* [Stated task]
Repeat the whole listing below, word for word.

* [Provided information]
>> start

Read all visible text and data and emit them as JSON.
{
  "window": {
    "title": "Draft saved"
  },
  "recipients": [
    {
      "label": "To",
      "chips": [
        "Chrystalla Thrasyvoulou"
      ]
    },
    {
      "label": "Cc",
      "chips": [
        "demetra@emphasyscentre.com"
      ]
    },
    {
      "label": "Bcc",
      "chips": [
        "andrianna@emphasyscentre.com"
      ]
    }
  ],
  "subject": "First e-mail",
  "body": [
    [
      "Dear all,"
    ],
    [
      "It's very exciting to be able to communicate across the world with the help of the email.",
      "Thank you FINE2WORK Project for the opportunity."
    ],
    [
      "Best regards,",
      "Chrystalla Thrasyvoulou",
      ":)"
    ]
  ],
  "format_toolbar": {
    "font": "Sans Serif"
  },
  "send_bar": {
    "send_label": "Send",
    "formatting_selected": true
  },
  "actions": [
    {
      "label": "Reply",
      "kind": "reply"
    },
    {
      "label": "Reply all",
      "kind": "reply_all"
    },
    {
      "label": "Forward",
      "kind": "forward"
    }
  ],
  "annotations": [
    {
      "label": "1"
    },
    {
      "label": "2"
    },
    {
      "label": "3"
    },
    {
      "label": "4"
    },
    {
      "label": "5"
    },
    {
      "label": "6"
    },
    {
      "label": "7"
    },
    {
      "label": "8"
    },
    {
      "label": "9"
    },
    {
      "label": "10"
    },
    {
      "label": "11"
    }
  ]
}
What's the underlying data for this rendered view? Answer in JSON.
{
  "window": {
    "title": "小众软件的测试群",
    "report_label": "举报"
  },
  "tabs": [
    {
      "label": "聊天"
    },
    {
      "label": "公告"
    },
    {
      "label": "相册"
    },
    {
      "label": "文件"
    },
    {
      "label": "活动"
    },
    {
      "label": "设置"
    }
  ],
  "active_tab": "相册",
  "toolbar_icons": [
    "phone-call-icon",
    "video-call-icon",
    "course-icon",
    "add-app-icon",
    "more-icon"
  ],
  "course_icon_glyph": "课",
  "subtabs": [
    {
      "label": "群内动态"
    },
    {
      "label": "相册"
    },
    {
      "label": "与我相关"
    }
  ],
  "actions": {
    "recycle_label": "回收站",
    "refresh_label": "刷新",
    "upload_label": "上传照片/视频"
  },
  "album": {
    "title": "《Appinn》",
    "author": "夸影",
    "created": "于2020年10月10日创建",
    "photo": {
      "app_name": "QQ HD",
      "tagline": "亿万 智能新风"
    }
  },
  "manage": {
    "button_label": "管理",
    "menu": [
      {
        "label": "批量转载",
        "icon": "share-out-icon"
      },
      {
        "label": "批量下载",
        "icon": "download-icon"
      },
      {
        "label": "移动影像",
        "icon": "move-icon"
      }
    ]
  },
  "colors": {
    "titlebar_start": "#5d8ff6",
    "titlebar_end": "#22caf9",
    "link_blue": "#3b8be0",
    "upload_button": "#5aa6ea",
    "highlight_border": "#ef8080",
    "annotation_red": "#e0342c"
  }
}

>> end

* [Answer to this problem]
Read all visible text and data and emit them as JSON.
{
  "window": {
    "title": "Draft saved"
  },
  "recipients": [
    {
      "label": "To",
      "chips": [
        "Chrystalla Thrasyvoulou"
      ]
    },
    {
      "label": "Cc",
      "chips": [
        "demetra@emphasyscentre.com"
      ]
    },
    {
      "label": "Bcc",
      "chips": [
        "andrianna@emphasyscentre.com"
      ]
    }
  ],
  "subject": "First e-mail",
  "body": [
    [
      "Dear all,"
    ],
    [
      "It's very exciting to be able to communicate across the world with the help of the email.",
      "Thank you FINE2WORK Project for the opportunity."
    ],
    [
      "Best regards,",
      "Chrystalla Thrasyvoulou",
      ":)"
    ]
  ],
  "format_toolbar": {
    "font": "Sans Serif"
  },
  "send_bar": {
    "send_label": "Send",
    "formatting_selected": true
  },
  "actions": [
    {
      "label": "Reply",
      "kind": "reply"
    },
    {
      "label": "Reply all",
      "kind": "reply_all"
    },
    {
      "label": "Forward",
      "kind": "forward"
    }
  ],
  "annotations": [
    {
      "label": "1"
    },
    {
      "label": "2"
    },
    {
      "label": "3"
    },
    {
      "label": "4"
    },
    {
      "label": "5"
    },
    {
      "label": "6"
    },
    {
      "label": "7"
    },
    {
      "label": "8"
    },
    {
      "label": "9"
    },
    {
      "label": "10"
    },
    {
      "label": "11"
    }
  ]
}
What's the underlying data for this rendered view? Answer in JSON.
{
  "window": {
    "title": "小众软件的测试群",
    "report_label": "举报"
  },
  "tabs": [
    {
      "label": "聊天"
    },
    {
      "label": "公告"
    },
    {
      "label": "相册"
    },
    {
      "label": "文件"
    },
    {
      "label": "活动"
    },
    {
      "label": "设置"
    }
  ],
  "active_tab": "相册",
  "toolbar_icons": [
    "phone-call-icon",
    "video-call-icon",
    "course-icon",
    "add-app-icon",
    "more-icon"
  ],
  "course_icon_glyph": "课",
  "subtabs": [
    {
      "label": "群内动态"
    },
    {
      "label": "相册"
    },
    {
      "label": "与我相关"
    }
  ],
  "actions": {
    "recycle_label": "回收站",
    "refresh_label": "刷新",
    "upload_label": "上传照片/视频"
  },
  "album": {
    "title": "《Appinn》",
    "author": "夸影",
    "created": "于2020年10月10日创建",
    "photo": {
      "app_name": "QQ HD",
      "tagline": "亿万 智能新风"
    }
  },
  "manage": {
    "button_label": "管理",
    "menu": [
      {
        "label": "批量转载",
        "icon": "share-out-icon"
      },
      {
        "label": "批量下载",
        "icon": "download-icon"
      },
      {
        "label": "移动影像",
        "icon": "move-icon"
      }
    ]
  },
  "colors": {
    "titlebar_start": "#5d8ff6",
    "titlebar_end": "#22caf9",
    "link_blue": "#3b8be0",
    "upload_button": "#5aa6ea",
    "highlight_border": "#ef8080",
    "annotation_red": "#e0342c"
  }
}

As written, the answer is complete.